> _AIM OF THE EXERCISE_
Transcribe each record exactly. Include every one.
↓
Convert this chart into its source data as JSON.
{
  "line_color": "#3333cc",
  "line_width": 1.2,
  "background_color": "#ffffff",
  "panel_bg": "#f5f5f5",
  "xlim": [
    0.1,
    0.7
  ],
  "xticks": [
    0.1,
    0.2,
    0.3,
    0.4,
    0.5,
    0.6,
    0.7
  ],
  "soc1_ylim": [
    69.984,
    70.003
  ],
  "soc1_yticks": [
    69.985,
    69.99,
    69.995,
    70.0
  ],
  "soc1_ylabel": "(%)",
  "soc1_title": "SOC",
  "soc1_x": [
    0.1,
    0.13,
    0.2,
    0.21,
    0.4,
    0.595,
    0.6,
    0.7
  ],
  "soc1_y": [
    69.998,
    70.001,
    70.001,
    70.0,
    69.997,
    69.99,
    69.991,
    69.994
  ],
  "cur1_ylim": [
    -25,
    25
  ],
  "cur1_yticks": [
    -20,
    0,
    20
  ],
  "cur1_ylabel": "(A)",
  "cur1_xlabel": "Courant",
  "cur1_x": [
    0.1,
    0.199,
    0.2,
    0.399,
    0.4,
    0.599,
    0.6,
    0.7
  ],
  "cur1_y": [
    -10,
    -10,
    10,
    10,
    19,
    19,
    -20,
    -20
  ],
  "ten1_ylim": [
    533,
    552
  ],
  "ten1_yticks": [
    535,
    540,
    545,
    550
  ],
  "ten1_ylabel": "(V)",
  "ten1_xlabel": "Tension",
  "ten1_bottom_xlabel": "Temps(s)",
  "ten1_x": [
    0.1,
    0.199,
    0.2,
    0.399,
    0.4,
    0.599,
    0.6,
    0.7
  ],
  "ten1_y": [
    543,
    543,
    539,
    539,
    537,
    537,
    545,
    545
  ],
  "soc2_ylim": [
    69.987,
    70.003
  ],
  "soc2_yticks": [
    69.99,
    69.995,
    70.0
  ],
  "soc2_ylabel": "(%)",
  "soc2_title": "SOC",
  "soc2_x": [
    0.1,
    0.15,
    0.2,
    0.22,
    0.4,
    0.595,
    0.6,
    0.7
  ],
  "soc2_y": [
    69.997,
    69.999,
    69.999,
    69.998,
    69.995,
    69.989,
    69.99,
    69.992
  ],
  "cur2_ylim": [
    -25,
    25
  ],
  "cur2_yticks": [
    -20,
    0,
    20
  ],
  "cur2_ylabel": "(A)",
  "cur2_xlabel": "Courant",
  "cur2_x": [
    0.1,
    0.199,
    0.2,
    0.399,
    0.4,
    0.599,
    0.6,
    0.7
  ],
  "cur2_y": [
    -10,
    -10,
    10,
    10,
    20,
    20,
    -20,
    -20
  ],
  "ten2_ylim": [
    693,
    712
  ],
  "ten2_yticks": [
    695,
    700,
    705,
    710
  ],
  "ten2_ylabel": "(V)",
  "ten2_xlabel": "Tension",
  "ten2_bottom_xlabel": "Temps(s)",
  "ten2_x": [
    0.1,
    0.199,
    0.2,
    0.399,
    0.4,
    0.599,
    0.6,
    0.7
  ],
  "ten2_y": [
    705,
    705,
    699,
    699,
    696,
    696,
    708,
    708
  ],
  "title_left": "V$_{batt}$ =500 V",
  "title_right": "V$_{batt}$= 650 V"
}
↑
> _CORRECT ANSWER_
Convert this chart into its source data as JSON.
{
  "line_color": "#3333cc",
  "line_width": 1.2,
  "background_color": "#ffffff",
  "panel_bg": "#f5f5f5",
  "xlim": [
    0.1,
    0.7
  ],
  "xticks": [
    0.1,
    0.2,
    0.3,
    0.4,
    0.5,
    0.6,
    0.7
  ],
  "soc1_ylim": [
    69.984,
    70.003
  ],
  "soc1_yticks": [
    69.985,
    69.99,
    69.995,
    70.0
  ],
  "soc1_ylabel": "(%)",
  "soc1_title": "SOC",
  "soc1_x": [
    0.1,
    0.13,
    0.2,
    0.21,
    0.4,
    0.595,
    0.6,
    0.7
  ],
  "soc1_y": [
    69.998,
    70.001,
    70.001,
    70.0,
    69.997,
    69.99,
    69.991,
    69.994
  ],
  "cur1_ylim": [
    -25,
    25
  ],
  "cur1_yticks": [
    -20,
    0,
    20
  ],
  "cur1_ylabel": "(A)",
  "cur1_xlabel": "Courant",
  "cur1_x": [
    0.1,
    0.199,
    0.2,
    0.399,
    0.4,
    0.599,
    0.6,
    0.7
  ],
  "cur1_y": [
    -10,
    -10,
    10,
    10,
    19,
    19,
    -20,
    -20
  ],
  "ten1_ylim": [
    533,
    552
  ],
  "ten1_yticks": [
    535,
    540,
    545,
    550
  ],
  "ten1_ylabel": "(V)",
  "ten1_xlabel": "Tension",
  "ten1_bottom_xlabel": "Temps(s)",
  "ten1_x": [
    0.1,
    0.199,
    0.2,
    0.399,
    0.4,
    0.599,
    0.6,
    0.7
  ],
  "ten1_y": [
    543,
    543,
    539,
    539,
    537,
    537,
    545,
    545
  ],
  "soc2_ylim": [
    69.987,
    70.003
  ],
  "soc2_yticks": [
    69.99,
    69.995,
    70.0
  ],
  "soc2_ylabel": "(%)",
  "soc2_title": "SOC",
  "soc2_x": [
    0.1,
    0.15,
    0.2,
    0.22,
    0.4,
    0.595,
    0.6,
    0.7
  ],
  "soc2_y": [
    69.997,
    69.999,
    69.999,
    69.998,
    69.995,
    69.989,
    69.99,
    69.992
  ],
  "cur2_ylim": [
    -25,
    25
  ],
  "cur2_yticks": [
    -20,
    0,
    20
  ],
  "cur2_ylabel": "(A)",
  "cur2_xlabel": "Courant",
  "cur2_x": [
    0.1,
    0.199,
    0.2,
    0.399,
    0.4,
    0.599,
    0.6,
    0.7
  ],
  "cur2_y": [
    -10,
    -10,
    10,
    10,
    20,
    20,
    -20,
    -20
  ],
  "ten2_ylim": [
    693,
    712
  ],
  "ten2_yticks": [
    695,
    700,
    705,
    710
  ],
  "ten2_ylabel": "(V)",
  "ten2_xlabel": "Tension",
  "ten2_bottom_xlabel": "Temps(s)",
  "ten2_x": [
    0.1,
    0.199,
    0.2,
    0.399,
    0.4,
    0.599,
    0.6,
    0.7
  ],
  "ten2_y": [
    705,
    705,
    699,
    699,
    696,
    696,
    708,
    708
  ],
  "title_left": "V$_{batt}$ =500 V",
  "title_right": "V$_{batt}$= 650 V"
}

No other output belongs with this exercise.